EXERCISE DESCRIPTION:
Search the entries for the word "more" and pull out each line that has it.

RECORDS SHOWN:
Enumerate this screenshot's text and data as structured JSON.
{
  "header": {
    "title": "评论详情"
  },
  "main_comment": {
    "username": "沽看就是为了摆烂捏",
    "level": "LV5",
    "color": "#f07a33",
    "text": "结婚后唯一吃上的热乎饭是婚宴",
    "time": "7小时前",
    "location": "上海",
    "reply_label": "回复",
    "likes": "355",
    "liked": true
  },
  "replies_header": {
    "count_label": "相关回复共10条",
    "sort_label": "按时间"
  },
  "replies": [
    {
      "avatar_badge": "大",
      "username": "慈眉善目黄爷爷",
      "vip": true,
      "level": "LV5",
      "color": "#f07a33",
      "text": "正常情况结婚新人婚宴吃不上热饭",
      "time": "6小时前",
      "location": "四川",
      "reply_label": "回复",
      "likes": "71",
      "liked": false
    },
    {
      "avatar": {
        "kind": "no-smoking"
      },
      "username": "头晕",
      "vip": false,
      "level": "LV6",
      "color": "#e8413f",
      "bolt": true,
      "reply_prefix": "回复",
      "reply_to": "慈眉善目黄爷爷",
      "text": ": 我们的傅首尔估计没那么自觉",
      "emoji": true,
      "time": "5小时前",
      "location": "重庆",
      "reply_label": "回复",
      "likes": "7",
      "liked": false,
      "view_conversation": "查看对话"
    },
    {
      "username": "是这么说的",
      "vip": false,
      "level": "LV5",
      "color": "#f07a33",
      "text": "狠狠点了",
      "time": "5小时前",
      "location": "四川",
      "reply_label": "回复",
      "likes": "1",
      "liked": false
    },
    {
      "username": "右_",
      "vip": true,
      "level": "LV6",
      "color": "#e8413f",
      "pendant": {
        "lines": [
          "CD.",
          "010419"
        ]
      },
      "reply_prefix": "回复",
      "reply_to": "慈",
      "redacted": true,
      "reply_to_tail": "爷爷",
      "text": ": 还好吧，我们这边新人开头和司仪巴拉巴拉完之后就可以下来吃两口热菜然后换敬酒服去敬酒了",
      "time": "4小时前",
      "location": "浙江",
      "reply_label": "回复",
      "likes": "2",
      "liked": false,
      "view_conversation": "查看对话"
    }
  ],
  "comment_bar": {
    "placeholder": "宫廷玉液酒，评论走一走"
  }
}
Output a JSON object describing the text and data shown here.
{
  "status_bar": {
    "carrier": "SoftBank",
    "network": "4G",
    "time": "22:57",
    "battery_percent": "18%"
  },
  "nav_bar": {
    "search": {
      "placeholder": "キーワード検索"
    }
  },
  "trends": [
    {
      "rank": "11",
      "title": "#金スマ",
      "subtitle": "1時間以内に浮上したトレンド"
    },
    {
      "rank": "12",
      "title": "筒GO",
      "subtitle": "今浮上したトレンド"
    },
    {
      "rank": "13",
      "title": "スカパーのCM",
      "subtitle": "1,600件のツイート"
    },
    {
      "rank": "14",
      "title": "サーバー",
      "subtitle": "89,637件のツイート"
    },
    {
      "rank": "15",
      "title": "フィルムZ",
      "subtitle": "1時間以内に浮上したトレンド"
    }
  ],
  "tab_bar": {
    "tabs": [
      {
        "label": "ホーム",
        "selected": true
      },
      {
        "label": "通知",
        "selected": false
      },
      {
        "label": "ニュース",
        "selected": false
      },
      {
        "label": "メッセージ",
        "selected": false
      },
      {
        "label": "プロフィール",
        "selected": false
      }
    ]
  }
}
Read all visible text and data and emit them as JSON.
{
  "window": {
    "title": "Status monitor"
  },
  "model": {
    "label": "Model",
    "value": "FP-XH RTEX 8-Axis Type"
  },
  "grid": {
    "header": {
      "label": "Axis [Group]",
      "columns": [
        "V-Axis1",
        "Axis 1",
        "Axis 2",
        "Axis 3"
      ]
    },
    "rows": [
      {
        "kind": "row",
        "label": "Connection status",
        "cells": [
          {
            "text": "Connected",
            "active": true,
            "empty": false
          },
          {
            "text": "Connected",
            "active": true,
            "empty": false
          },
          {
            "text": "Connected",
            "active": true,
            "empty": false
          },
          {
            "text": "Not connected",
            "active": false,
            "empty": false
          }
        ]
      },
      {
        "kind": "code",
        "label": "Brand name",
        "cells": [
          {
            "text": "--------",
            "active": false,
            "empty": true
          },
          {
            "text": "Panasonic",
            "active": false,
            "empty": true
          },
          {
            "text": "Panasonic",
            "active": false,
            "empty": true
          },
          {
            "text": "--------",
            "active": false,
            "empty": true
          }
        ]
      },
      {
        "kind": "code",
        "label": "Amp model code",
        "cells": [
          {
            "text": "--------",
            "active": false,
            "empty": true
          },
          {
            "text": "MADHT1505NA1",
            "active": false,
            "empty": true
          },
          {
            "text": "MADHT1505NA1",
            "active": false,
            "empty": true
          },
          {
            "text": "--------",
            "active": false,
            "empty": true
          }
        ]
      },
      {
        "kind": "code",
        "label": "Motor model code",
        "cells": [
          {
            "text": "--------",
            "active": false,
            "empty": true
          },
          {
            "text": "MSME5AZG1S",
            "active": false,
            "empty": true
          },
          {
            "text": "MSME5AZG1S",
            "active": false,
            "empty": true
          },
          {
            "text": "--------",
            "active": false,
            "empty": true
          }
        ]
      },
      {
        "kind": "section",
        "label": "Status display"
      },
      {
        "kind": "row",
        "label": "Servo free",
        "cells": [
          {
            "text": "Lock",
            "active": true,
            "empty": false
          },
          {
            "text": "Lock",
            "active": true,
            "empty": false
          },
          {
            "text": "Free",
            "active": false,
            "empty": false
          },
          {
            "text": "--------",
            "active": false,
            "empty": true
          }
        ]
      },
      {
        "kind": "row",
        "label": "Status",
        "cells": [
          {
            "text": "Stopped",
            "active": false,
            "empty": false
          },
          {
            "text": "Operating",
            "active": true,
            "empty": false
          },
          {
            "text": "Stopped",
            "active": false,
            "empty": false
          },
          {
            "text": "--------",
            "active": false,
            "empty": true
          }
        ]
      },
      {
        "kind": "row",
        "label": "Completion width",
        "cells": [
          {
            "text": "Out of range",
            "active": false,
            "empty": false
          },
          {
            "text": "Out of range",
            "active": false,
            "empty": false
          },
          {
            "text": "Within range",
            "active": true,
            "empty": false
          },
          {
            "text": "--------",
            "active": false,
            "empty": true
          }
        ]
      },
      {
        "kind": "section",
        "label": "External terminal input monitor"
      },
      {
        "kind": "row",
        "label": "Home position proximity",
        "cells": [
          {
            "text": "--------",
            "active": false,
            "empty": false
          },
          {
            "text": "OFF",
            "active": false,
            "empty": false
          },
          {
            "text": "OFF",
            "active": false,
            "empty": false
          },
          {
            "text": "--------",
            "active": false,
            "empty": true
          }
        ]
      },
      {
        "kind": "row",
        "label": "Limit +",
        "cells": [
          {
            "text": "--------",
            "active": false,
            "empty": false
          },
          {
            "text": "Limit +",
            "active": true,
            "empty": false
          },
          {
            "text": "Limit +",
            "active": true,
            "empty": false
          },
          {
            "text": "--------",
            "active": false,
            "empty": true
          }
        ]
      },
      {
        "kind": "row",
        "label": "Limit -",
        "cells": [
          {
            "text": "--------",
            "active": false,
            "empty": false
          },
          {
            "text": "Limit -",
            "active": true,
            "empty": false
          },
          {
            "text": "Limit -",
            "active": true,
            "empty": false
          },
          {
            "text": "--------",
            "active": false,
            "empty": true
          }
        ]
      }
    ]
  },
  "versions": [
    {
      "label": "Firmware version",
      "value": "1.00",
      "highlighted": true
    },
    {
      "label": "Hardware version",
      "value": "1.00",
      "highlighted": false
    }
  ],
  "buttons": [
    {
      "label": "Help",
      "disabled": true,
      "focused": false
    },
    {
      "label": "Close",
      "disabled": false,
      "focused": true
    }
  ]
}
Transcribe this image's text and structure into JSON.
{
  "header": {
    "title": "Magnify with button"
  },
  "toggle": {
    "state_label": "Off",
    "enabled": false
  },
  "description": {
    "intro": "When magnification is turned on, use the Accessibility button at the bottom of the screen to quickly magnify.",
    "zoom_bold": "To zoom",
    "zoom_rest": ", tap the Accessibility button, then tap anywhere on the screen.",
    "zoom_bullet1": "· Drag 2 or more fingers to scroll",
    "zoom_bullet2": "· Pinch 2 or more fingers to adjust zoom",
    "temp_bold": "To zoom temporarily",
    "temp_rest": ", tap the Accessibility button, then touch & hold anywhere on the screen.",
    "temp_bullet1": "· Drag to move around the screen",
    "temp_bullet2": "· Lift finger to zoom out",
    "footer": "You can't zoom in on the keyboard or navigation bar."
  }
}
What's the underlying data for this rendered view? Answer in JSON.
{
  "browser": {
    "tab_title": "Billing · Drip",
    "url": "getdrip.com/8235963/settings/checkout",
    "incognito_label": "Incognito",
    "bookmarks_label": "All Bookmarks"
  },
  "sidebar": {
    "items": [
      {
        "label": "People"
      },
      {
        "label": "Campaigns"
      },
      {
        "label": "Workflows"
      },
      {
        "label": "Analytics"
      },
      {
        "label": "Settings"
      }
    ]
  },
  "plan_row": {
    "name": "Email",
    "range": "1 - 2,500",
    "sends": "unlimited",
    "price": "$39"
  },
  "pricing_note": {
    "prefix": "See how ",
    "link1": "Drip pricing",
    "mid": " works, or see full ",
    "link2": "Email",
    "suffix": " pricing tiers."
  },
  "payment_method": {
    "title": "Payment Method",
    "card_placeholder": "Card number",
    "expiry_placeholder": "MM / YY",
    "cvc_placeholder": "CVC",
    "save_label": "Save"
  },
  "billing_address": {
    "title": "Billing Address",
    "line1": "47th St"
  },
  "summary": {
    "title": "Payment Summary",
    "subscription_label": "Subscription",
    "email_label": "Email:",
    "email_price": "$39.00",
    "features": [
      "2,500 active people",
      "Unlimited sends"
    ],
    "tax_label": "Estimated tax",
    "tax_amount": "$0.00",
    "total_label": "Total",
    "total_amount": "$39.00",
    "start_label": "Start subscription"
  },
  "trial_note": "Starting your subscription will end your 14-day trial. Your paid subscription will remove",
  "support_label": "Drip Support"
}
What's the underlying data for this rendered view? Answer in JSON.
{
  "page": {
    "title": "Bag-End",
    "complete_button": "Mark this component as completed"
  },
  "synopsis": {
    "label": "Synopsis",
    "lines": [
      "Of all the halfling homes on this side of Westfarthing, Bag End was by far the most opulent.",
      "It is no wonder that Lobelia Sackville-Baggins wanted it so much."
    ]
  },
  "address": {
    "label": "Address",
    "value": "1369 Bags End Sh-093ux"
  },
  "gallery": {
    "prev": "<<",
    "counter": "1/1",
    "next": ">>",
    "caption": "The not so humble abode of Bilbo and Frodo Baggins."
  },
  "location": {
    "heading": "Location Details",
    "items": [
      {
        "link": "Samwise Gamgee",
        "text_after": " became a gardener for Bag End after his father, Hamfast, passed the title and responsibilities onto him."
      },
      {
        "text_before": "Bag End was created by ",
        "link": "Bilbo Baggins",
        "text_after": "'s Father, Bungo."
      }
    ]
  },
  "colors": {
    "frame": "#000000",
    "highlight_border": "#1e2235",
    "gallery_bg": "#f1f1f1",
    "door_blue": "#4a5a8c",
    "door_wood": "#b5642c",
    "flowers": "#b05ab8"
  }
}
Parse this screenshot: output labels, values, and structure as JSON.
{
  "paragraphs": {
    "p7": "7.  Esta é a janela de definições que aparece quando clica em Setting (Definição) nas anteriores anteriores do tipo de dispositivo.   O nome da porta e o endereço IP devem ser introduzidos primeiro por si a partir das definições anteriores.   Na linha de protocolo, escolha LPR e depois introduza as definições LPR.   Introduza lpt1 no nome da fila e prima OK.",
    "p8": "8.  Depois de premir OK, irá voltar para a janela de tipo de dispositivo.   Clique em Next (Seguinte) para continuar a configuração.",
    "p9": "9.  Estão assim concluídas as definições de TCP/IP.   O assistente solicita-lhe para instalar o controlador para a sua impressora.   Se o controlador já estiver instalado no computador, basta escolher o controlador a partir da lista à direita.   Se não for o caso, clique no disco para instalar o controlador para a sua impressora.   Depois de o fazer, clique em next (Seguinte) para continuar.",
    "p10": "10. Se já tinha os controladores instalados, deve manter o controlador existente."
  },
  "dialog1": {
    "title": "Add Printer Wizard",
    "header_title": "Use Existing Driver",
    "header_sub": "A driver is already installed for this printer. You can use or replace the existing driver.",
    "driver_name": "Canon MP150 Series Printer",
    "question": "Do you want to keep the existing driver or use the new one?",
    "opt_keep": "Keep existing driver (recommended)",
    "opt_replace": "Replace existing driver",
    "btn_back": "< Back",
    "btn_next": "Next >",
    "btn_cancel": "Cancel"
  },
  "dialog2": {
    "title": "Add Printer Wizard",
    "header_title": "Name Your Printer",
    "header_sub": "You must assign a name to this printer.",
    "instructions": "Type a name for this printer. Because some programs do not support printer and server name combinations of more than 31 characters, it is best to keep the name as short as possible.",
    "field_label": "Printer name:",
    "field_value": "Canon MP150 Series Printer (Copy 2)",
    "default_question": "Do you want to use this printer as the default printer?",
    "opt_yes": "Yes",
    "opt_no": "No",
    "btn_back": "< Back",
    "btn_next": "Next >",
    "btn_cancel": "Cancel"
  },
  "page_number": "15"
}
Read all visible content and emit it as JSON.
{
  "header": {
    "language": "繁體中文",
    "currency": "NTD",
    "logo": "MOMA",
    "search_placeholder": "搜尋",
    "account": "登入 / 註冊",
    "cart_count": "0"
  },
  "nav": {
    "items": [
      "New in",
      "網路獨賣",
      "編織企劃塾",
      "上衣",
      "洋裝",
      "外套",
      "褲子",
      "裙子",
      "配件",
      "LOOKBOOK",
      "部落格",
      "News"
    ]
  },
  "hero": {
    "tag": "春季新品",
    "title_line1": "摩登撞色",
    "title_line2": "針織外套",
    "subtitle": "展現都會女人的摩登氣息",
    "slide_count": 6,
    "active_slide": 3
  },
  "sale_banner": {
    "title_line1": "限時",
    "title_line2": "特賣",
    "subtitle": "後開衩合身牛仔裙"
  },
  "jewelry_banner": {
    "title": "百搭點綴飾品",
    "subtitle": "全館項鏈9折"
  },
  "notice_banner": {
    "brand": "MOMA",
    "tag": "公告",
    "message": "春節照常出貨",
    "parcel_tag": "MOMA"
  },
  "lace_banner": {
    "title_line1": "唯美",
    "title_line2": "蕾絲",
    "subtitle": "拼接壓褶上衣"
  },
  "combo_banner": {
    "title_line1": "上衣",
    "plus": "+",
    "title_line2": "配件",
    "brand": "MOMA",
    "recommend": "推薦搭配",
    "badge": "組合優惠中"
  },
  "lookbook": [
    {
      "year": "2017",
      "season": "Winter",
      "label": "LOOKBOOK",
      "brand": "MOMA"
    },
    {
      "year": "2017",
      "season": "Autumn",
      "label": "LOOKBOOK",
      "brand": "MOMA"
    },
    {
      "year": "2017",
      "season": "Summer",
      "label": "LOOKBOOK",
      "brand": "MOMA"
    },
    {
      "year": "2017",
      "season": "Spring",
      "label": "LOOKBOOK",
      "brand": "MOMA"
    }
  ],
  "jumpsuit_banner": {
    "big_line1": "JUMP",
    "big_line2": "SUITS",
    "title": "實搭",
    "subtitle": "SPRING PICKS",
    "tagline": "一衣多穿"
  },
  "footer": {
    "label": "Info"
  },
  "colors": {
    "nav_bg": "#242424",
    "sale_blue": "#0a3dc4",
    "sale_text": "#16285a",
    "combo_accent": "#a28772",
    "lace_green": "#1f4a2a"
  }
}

EXPECTED ANSWER:
    "zoom_bullet1": "· Drag 2 or more fingers to scroll",
    "zoom_bullet2": "· Pinch 2 or more fingers to adjust zoom",
    "instructions": "Type a name for this printer. Because some programs do not support printer and server name combinations of more than 31 characters, it is best to keep the name as short as possible.",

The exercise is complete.